The task » Copy each line of the data below exactly, leaving out pictures.

Available data »
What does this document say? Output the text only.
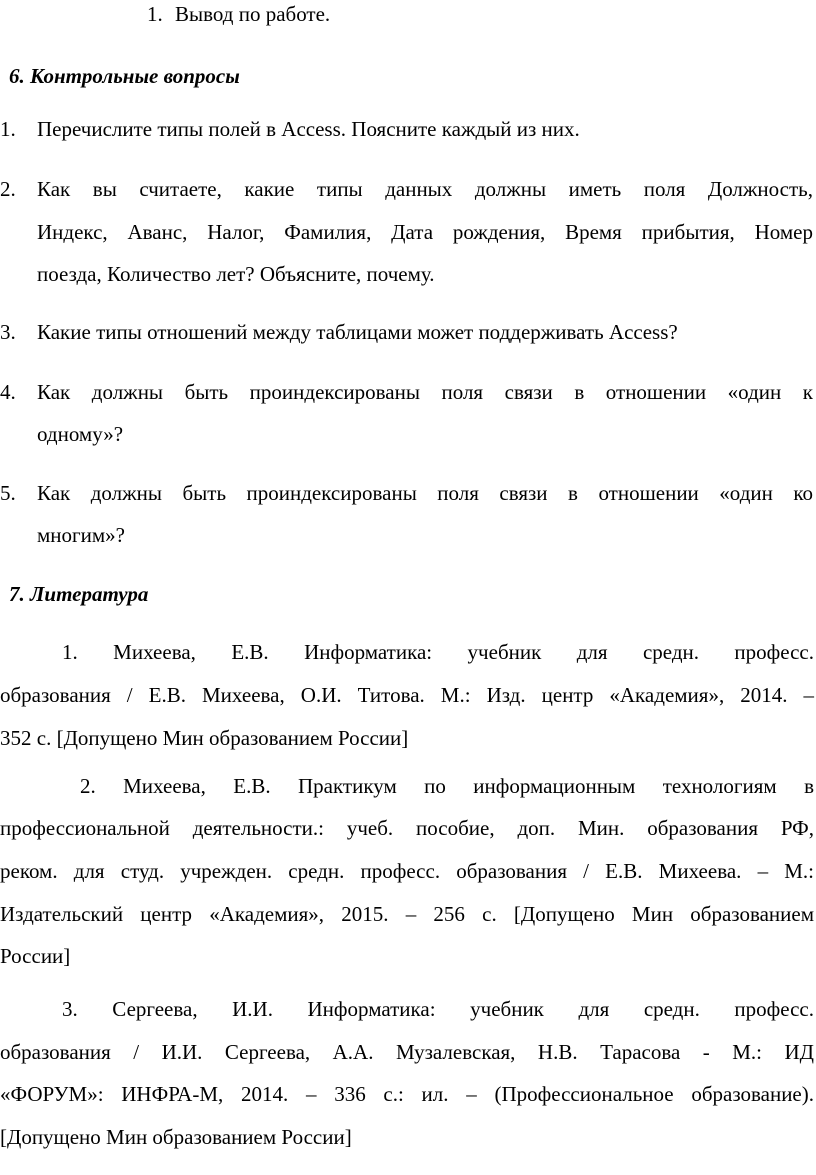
1. Вывод по работе.
6. Контрольные вопросы
1. Перечислите типы полей в Access. Поясните каждый из них.
2. Как вы считаете, какие типы данных должны иметь поля Должность,
Индекс, Аванс, Налог, Фамилия, Дата рождения, Время прибытия, Номер
поезда, Количество лет? Объясните, почему.
3. Какие типы отношений между таблицами может поддерживать Access?
4. Как должны быть проиндексированы поля связи в отношении «один к
одному»?
5. Как должны быть проиндексированы поля связи в отношении «один ко
многим»?
7. Литература
1. Михеева, Е.В. Информатика: учебник для средн. професс.
образования / Е.В. Михеева, О.И. Титова. М.: Изд. центр «Академия», 2014. –
352 с. [Допущено Мин образованием России]
2. Михеева, Е.В. Практикум по информационным технологиям в
профессиональной деятельности.: учеб. пособие, доп. Мин. образования РФ,
реком. для студ. учрежден. средн. професс. образования / Е.В. Михеева. – М.:
Издательский центр «Академия», 2015. – 256 с. [Допущено Мин образованием
России]
3. Сергеева, И.И. Информатика: учебник для средн. професс.
образования / И.И. Сергеева, А.А. Музалевская, Н.В. Тарасова - М.: ИД
«ФОРУМ»: ИНФРА-М, 2014. – 336 с.: ил. – (Профессиональное образование).
[Допущено Мин образованием России]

Problem solution »
What does this document say? Output the text only.
1. Вывод по работе.
6. Контрольные вопросы
1. Перечислите типы полей в Access. Поясните каждый из них.
2. Как вы считаете, какие типы данных должны иметь поля Должность,
Индекс, Аванс, Налог, Фамилия, Дата рождения, Время прибытия, Номер
поезда, Количество лет? Объясните, почему.
3. Какие типы отношений между таблицами может поддерживать Access?
4. Как должны быть проиндексированы поля связи в отношении «один к
одному»?
5. Как должны быть проиндексированы поля связи в отношении «один ко
многим»?
7. Литература
1. Михеева, Е.В. Информатика: учебник для средн. професс.
образования / Е.В. Михеева, О.И. Титова. М.: Изд. центр «Академия», 2014. –
352 с. [Допущено Мин образованием России]
2. Михеева, Е.В. Практикум по информационным технологиям в
профессиональной деятельности.: учеб. пособие, доп. Мин. образования РФ,
реком. для студ. учрежден. средн. професс. образования / Е.В. Михеева. – М.:
Издательский центр «Академия», 2015. – 256 с. [Допущено Мин образованием
России]
3. Сергеева, И.И. Информатика: учебник для средн. професс.
образования / И.И. Сергеева, А.А. Музалевская, Н.В. Тарасова - М.: ИД
«ФОРУМ»: ИНФРА-М, 2014. – 336 с.: ил. – (Профессиональное образование).
[Допущено Мин образованием России]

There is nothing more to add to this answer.